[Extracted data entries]
━━━━━━

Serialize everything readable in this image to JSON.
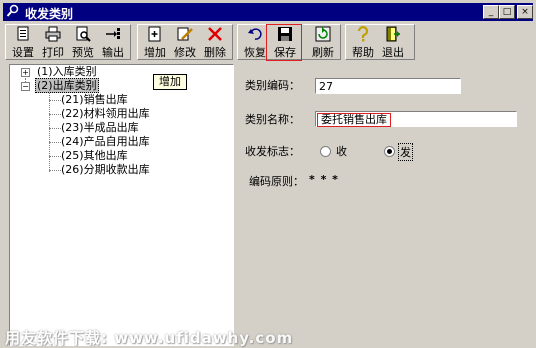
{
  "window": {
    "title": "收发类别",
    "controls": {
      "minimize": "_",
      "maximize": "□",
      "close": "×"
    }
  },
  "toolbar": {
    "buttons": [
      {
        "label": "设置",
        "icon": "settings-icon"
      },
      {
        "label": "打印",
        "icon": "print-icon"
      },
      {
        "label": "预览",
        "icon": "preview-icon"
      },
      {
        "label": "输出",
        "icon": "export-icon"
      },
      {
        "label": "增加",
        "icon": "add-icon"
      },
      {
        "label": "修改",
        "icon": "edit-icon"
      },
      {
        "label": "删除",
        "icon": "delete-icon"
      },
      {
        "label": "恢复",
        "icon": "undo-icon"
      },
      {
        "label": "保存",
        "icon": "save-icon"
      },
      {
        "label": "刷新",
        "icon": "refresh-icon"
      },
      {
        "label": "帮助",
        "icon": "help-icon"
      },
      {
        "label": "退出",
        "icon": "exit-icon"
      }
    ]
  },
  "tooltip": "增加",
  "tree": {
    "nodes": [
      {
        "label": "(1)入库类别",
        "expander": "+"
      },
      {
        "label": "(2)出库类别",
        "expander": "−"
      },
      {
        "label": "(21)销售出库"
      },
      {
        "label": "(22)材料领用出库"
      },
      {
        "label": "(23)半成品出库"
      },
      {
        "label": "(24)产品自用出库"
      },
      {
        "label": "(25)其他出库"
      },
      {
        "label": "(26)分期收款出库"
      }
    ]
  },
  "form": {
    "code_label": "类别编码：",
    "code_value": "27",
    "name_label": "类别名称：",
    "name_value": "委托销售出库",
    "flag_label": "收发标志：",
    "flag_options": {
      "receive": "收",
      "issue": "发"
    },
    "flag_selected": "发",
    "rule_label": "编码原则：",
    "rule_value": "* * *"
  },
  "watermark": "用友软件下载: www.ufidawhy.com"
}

━━━━━━

Without the pictures, return the entries exactly as they appear.

:: OUTPUT ::
Serialize everything readable in this image to JSON.
{
  "window": {
    "title": "收发类别",
    "controls": {
      "minimize": "_",
      "maximize": "□",
      "close": "×"
    }
  },
  "toolbar": {
    "buttons": [
      {
        "label": "设置",
        "icon": "settings-icon"
      },
      {
        "label": "打印",
        "icon": "print-icon"
      },
      {
        "label": "预览",
        "icon": "preview-icon"
      },
      {
        "label": "输出",
        "icon": "export-icon"
      },
      {
        "label": "增加",
        "icon": "add-icon"
      },
      {
        "label": "修改",
        "icon": "edit-icon"
      },
      {
        "label": "删除",
        "icon": "delete-icon"
      },
      {
        "label": "恢复",
        "icon": "undo-icon"
      },
      {
        "label": "保存",
        "icon": "save-icon"
      },
      {
        "label": "刷新",
        "icon": "refresh-icon"
      },
      {
        "label": "帮助",
        "icon": "help-icon"
      },
      {
        "label": "退出",
        "icon": "exit-icon"
      }
    ]
  },
  "tooltip": "增加",
  "tree": {
    "nodes": [
      {
        "label": "(1)入库类别",
        "expander": "+"
      },
      {
        "label": "(2)出库类别",
        "expander": "−"
      },
      {
        "label": "(21)销售出库"
      },
      {
        "label": "(22)材料领用出库"
      },
      {
        "label": "(23)半成品出库"
      },
      {
        "label": "(24)产品自用出库"
      },
      {
        "label": "(25)其他出库"
      },
      {
        "label": "(26)分期收款出库"
      }
    ]
  },
  "form": {
    "code_label": "类别编码：",
    "code_value": "27",
    "name_label": "类别名称：",
    "name_value": "委托销售出库",
    "flag_label": "收发标志：",
    "flag_options": {
      "receive": "收",
      "issue": "发"
    },
    "flag_selected": "发",
    "rule_label": "编码原则：",
    "rule_value": "* * *"
  },
  "watermark": "用友软件下载: www.ufidawhy.com"
}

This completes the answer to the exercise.